GIVEN REQUEST:
Please arrange the rows below as a numbered list, leaving out any blank lines. Begin at the first line of the rows and stop after the line that contains "category-label-text: Central Kalimantan".

• • • • •

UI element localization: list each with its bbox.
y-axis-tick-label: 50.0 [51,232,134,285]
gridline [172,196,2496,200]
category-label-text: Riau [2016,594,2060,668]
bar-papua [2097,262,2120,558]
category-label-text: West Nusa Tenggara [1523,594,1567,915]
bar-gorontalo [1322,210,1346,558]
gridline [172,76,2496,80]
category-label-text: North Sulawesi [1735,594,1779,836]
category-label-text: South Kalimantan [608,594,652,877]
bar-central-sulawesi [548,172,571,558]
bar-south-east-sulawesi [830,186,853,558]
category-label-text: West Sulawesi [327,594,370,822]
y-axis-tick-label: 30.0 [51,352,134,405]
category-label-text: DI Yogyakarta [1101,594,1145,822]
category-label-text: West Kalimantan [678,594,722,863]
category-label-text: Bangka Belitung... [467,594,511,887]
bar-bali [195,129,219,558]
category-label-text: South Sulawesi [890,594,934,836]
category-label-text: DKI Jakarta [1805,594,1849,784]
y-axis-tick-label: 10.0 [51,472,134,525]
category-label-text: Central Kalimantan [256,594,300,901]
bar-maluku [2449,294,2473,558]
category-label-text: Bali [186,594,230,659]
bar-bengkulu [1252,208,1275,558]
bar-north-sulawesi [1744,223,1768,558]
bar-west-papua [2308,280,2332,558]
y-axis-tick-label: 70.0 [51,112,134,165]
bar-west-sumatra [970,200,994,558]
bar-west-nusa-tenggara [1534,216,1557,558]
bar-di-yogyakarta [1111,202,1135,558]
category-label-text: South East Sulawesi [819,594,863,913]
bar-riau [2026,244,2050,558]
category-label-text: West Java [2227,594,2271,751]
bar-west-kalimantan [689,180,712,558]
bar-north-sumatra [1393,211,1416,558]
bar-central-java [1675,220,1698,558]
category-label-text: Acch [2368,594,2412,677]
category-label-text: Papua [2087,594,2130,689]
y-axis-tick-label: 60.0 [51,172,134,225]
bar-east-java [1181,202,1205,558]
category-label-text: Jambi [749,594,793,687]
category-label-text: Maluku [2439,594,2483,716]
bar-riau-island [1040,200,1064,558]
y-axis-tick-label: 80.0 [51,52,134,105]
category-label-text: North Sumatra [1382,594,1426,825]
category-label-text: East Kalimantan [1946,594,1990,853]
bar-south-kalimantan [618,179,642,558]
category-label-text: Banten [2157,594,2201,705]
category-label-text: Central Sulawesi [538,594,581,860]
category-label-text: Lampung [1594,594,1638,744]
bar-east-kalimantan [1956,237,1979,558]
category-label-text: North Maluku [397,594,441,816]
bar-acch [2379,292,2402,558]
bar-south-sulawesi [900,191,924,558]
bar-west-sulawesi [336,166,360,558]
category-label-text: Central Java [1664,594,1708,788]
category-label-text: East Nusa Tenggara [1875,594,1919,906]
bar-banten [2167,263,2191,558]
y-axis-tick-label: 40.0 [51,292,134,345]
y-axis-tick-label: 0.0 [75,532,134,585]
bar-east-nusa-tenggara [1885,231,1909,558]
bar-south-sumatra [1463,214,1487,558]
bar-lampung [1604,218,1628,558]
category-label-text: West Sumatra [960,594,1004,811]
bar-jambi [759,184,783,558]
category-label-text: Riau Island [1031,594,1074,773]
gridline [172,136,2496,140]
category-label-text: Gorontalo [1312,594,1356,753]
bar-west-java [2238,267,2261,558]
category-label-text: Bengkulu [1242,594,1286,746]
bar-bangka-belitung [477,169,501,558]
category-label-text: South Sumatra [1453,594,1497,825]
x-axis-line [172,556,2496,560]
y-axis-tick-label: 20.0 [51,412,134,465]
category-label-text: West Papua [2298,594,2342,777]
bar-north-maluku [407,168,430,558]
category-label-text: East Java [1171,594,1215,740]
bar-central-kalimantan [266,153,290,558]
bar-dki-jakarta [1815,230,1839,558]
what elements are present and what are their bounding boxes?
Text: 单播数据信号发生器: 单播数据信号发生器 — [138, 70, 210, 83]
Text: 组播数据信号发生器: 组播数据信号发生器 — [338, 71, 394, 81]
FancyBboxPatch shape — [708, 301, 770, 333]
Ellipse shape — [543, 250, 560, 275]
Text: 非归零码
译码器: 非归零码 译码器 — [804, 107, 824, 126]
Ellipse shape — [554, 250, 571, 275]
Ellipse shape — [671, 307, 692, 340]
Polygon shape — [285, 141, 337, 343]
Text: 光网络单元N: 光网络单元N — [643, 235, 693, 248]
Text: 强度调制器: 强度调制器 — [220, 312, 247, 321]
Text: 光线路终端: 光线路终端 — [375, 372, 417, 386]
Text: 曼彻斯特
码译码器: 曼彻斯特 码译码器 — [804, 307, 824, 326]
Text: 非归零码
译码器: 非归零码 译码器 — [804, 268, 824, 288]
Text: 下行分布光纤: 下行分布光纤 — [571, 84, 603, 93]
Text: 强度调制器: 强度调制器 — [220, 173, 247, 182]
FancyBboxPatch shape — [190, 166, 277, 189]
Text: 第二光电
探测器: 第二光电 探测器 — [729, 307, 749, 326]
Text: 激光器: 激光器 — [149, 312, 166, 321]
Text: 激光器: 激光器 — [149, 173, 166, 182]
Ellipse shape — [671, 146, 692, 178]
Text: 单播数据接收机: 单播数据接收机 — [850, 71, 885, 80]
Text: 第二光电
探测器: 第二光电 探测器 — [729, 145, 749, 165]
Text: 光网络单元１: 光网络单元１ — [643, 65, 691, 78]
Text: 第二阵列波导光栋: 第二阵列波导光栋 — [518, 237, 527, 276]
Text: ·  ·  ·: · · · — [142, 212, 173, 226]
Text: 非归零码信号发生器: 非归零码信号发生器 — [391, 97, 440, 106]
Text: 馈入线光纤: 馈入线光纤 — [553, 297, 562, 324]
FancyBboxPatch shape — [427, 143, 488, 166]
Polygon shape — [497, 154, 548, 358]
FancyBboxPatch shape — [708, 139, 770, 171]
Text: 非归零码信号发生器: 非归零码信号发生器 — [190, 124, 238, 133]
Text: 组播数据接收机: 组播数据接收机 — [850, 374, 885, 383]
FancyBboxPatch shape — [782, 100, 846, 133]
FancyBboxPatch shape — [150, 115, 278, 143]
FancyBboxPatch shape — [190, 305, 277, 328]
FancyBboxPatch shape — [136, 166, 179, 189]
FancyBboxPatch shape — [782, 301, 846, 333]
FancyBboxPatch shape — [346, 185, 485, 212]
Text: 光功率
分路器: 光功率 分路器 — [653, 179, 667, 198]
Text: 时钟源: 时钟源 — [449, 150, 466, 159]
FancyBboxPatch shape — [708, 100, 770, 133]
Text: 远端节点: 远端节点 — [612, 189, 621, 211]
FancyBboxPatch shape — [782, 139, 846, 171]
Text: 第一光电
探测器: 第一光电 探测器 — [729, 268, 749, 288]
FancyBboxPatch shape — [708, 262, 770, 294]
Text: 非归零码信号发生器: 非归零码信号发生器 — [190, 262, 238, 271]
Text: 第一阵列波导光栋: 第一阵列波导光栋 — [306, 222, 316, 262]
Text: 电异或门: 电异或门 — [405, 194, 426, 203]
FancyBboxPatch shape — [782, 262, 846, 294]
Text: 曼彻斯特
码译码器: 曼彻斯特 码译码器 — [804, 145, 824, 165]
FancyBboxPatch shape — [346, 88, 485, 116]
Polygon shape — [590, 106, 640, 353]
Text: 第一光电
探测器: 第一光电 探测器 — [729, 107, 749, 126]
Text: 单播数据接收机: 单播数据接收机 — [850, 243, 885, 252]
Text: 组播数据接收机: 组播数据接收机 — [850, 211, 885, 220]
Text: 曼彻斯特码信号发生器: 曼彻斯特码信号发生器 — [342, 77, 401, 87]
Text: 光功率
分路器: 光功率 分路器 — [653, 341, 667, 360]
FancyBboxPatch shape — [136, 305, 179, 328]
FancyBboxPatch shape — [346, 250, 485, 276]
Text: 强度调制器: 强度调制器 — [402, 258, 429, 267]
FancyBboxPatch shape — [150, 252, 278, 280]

• • • • •

FULL RESPONSE:
1. UI element localization: list each with its bbox.
2. y-axis-tick-label: 50.0 [51,232,134,285]
3. gridline [172,196,2496,200]
4. category-label-text: Riau [2016,594,2060,668]
5. bar-papua [2097,262,2120,558]
6. category-label-text: West Nusa Tenggara [1523,594,1567,915]
7. bar-gorontalo [1322,210,1346,558]
8. gridline [172,76,2496,80]
9. category-label-text: North Sulawesi [1735,594,1779,836]
10. category-label-text: South Kalimantan [608,594,652,877]
11. bar-central-sulawesi [548,172,571,558]
12. bar-south-east-sulawesi [830,186,853,558]
13. category-label-text: West Sulawesi [327,594,370,822]
14. y-axis-tick-label: 30.0 [51,352,134,405]
15. category-label-text: DI Yogyakarta [1101,594,1145,822]
16. category-label-text: West Kalimantan [678,594,722,863]
17. category-label-text: Bangka Belitung... [467,594,511,887]
18. bar-bali [195,129,219,558]
19. category-label-text: South Sulawesi [890,594,934,836]
20. category-label-text: DKI Jakarta [1805,594,1849,784]
21. y-axis-tick-label: 10.0 [51,472,134,525]
22. category-label-text: Central Kalimantan [256,594,300,901]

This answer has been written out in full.